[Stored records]

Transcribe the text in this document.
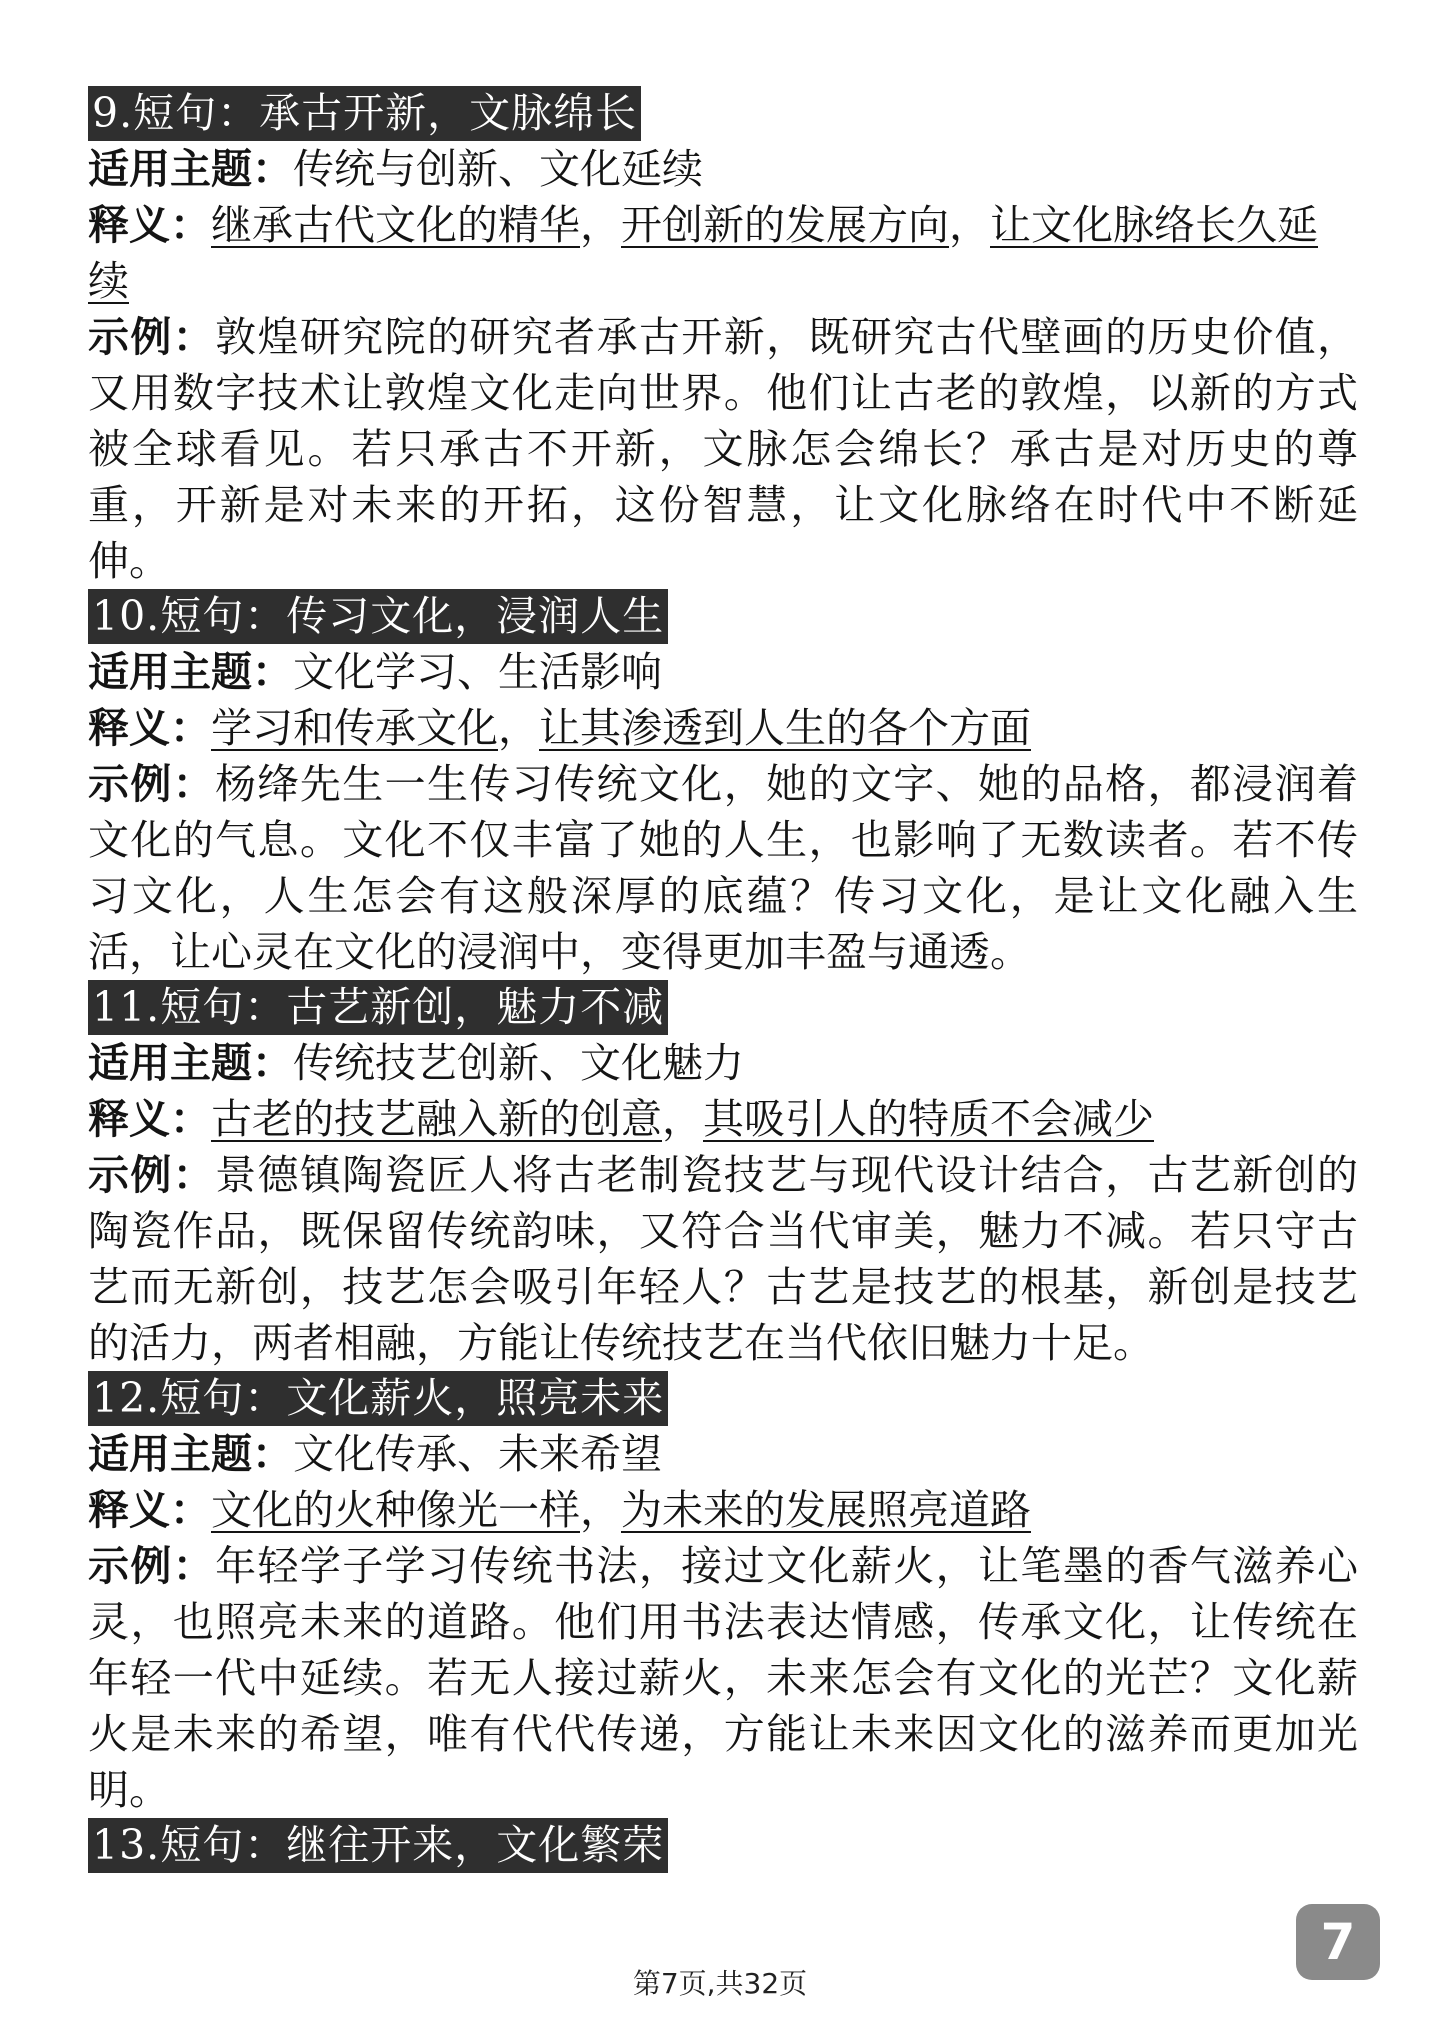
9.短句：承古开新，文脉绵长

适用主题：传统与创新、文化延续

释义：继承古代文化的精华，开创新的发展方向，让文化脉络长久延续

示例：敦煌研究院的研究者承古开新，既研究古代壁画的历史价值，又用数字技术让敦煌文化走向世界。他们让古老的敦煌，以新的方式被全球看见。若只承古不开新，文脉怎会绵长？承古是对历史的尊重，开新是对未来的开拓，这份智慧，让文化脉络在时代中不断延伸。

10.短句：传习文化，浸润人生

适用主题：文化学习、生活影响

释义：学习和传承文化，让其渗透到人生的各个方面

示例：杨绛先生一生传习传统文化，她的文字、她的品格，都浸润着文化的气息。文化不仅丰富了她的人生，也影响了无数读者。若不传习文化，人生怎会有这般深厚的底蕴？传习文化，是让文化融入生活，让心灵在文化的浸润中，变得更加丰盈与通透。

11.短句：古艺新创，魅力不减

适用主题：传统技艺创新、文化魅力

释义：古老的技艺融入新的创意，其吸引人的特质不会减少

示例：景德镇陶瓷匠人将古老制瓷技艺与现代设计结合，古艺新创的陶瓷作品，既保留传统韵味，又符合当代审美，魅力不减。若只守古艺而无新创，技艺怎会吸引年轻人？古艺是技艺的根基，新创是技艺的活力，两者相融，方能让传统技艺在当代依旧魅力十足。

12.短句：文化薪火，照亮未来

适用主题：文化传承、未来希望

释义：文化的火种像光一样，为未来的发展照亮道路

示例：年轻学子学习传统书法，接过文化薪火，让笔墨的香气滋养心灵，也照亮未来的道路。他们用书法表达情感，传承文化，让传统在年轻一代中延续。若无人接过薪火，未来怎会有文化的光芒？文化薪火是未来的希望，唯有代代传递，方能让未来因文化的滋养而更加光明。

13.短句：继往开来，文化繁荣
7
第7页,共32页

What is asked
Copy the records above exactly, leaving out every picture.

Correct output
Transcribe the text in this document.
9.短句：承古开新，文脉绵长

适用主题：传统与创新、文化延续

释义：继承古代文化的精华，开创新的发展方向，让文化脉络长久延续

示例：敦煌研究院的研究者承古开新，既研究古代壁画的历史价值，又用数字技术让敦煌文化走向世界。他们让古老的敦煌，以新的方式被全球看见。若只承古不开新，文脉怎会绵长？承古是对历史的尊重，开新是对未来的开拓，这份智慧，让文化脉络在时代中不断延伸。

10.短句：传习文化，浸润人生

适用主题：文化学习、生活影响

释义：学习和传承文化，让其渗透到人生的各个方面

示例：杨绛先生一生传习传统文化，她的文字、她的品格，都浸润着文化的气息。文化不仅丰富了她的人生，也影响了无数读者。若不传习文化，人生怎会有这般深厚的底蕴？传习文化，是让文化融入生活，让心灵在文化的浸润中，变得更加丰盈与通透。

11.短句：古艺新创，魅力不减

适用主题：传统技艺创新、文化魅力

释义：古老的技艺融入新的创意，其吸引人的特质不会减少

示例：景德镇陶瓷匠人将古老制瓷技艺与现代设计结合，古艺新创的陶瓷作品，既保留传统韵味，又符合当代审美，魅力不减。若只守古艺而无新创，技艺怎会吸引年轻人？古艺是技艺的根基，新创是技艺的活力，两者相融，方能让传统技艺在当代依旧魅力十足。

12.短句：文化薪火，照亮未来

适用主题：文化传承、未来希望

释义：文化的火种像光一样，为未来的发展照亮道路

示例：年轻学子学习传统书法，接过文化薪火，让笔墨的香气滋养心灵，也照亮未来的道路。他们用书法表达情感，传承文化，让传统在年轻一代中延续。若无人接过薪火，未来怎会有文化的光芒？文化薪火是未来的希望，唯有代代传递，方能让未来因文化的滋养而更加光明。

13.短句：继往开来，文化繁荣
7
第7页,共32页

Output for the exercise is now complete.